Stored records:
Begin

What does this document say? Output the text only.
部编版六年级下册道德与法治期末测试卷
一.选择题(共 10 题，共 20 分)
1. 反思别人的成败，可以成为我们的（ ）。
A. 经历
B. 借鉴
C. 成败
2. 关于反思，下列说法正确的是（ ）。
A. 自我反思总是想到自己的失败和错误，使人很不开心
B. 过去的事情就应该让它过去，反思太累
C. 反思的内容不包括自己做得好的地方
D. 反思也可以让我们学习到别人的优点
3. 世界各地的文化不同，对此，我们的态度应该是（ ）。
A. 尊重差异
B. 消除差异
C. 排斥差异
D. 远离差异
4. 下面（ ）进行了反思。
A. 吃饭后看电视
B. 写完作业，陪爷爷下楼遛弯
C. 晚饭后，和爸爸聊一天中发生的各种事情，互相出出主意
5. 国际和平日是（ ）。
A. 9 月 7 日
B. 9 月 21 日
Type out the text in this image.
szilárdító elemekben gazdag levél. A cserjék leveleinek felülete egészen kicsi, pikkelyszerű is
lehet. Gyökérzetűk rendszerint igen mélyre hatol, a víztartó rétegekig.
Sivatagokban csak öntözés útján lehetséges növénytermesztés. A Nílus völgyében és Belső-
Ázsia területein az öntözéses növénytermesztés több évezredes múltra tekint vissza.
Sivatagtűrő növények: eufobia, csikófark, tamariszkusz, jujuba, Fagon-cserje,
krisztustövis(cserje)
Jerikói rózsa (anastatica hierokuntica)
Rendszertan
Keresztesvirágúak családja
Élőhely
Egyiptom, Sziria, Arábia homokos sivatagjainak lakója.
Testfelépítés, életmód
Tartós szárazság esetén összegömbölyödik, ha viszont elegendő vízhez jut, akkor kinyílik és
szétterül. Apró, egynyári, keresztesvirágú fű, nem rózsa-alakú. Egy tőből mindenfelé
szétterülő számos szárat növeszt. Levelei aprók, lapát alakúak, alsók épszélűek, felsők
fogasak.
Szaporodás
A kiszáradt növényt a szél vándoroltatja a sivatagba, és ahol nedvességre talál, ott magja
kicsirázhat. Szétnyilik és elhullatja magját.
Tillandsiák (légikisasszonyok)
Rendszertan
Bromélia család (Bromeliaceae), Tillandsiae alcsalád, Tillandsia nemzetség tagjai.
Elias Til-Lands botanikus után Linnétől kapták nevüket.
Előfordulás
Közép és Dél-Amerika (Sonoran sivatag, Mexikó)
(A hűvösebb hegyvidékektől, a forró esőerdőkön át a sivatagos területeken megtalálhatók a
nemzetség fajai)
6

End

WHAT YOU ARE ASKED TO DO: Find the word "rózsa" and list each line it appears in.

WRITTEN REPLY:
Jerikói rózsa (anastatica hierokuntica)
szétterül. Apró, egynyári, keresztesvirágú fű, nem rózsa-alakú. Egy tőből mindenfelé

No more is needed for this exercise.